■ Dataset:

######

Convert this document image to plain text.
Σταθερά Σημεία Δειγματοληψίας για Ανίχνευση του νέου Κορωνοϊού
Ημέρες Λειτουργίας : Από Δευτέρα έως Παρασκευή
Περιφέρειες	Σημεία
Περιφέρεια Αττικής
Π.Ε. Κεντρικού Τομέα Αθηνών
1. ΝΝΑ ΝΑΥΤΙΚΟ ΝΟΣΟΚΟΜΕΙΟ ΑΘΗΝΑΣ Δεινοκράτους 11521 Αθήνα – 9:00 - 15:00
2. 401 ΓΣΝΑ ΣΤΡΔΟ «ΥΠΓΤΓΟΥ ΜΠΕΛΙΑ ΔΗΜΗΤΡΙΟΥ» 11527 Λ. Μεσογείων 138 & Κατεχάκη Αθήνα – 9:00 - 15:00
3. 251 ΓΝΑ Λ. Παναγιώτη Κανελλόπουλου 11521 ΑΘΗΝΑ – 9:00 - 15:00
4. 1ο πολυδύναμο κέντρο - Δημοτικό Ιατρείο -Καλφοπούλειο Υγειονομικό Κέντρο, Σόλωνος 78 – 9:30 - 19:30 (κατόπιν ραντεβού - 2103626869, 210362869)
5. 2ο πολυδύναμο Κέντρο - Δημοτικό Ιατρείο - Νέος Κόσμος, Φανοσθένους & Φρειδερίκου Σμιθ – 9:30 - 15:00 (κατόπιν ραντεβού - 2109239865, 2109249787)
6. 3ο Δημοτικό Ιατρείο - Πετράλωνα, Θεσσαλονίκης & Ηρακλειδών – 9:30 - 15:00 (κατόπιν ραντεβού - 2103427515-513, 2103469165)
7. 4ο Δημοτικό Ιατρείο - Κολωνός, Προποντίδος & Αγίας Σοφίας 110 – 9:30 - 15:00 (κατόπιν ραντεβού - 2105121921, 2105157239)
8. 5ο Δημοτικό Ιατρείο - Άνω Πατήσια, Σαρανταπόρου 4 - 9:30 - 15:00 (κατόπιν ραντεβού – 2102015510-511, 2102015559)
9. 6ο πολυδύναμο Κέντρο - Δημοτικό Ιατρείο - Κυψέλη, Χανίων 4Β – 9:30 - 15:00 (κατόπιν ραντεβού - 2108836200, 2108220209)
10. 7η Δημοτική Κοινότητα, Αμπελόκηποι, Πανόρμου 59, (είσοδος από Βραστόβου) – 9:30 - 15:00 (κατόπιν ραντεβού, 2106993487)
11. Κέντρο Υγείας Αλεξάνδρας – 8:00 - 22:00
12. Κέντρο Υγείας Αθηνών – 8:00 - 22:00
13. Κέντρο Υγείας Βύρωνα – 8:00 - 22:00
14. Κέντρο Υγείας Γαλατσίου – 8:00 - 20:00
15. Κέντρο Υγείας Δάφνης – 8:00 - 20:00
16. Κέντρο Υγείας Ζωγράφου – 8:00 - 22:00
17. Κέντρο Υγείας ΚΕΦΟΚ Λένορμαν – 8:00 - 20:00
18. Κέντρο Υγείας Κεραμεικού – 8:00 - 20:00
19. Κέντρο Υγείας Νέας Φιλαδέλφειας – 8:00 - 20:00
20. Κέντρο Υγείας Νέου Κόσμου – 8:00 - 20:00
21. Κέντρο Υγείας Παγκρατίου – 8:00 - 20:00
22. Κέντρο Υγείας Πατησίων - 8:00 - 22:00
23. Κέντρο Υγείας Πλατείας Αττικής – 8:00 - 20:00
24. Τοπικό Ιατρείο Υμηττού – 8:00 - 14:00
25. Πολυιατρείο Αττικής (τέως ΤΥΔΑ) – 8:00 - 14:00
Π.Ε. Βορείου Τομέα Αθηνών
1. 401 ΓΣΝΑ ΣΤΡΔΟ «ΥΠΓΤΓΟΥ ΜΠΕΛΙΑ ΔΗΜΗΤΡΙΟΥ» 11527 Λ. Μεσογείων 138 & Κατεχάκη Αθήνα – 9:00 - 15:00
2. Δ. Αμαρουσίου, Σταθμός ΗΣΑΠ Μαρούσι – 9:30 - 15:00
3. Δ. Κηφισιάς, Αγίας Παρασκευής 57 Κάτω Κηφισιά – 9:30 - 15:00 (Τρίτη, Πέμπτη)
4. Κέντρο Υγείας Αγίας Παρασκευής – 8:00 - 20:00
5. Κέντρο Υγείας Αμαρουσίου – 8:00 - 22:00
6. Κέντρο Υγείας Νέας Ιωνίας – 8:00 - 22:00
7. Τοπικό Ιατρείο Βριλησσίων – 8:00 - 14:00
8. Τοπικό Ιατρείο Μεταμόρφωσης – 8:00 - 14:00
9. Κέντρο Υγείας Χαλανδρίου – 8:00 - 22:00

######

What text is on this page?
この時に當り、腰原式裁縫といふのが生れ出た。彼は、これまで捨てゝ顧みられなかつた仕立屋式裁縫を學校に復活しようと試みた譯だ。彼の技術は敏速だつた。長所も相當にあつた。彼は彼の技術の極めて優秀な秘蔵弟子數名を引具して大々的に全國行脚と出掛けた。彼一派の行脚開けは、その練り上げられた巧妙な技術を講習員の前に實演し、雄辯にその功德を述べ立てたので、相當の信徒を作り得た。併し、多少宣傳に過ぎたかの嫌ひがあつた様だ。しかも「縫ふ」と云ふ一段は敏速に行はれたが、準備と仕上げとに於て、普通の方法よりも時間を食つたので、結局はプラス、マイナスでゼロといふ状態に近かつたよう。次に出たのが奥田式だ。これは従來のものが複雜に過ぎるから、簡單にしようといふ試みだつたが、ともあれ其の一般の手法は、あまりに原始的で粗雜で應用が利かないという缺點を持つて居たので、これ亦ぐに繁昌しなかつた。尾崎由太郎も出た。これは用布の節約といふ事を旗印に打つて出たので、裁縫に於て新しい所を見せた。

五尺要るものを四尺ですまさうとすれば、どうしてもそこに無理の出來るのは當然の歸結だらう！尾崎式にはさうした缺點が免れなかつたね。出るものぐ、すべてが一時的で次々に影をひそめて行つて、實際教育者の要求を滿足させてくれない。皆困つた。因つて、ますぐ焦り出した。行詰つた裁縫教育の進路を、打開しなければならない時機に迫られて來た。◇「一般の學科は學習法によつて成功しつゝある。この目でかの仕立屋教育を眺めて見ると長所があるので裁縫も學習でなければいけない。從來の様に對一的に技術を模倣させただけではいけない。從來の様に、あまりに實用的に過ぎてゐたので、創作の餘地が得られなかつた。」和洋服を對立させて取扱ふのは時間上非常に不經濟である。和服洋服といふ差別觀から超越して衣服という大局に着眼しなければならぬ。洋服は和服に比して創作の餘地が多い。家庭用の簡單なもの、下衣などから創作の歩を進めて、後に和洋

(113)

######

Search the records for the word "Παρασκευής", then list every line that has it.

■ The result:
3. Δ. Κηφισιάς, Αγίας Παρασκευής 57 Κάτω Κηφισιά – 9:30 - 15:00 (Τρίτη, Πέμπτη)
4. Κέντρο Υγείας Αγίας Παρασκευής – 8:00 - 20:00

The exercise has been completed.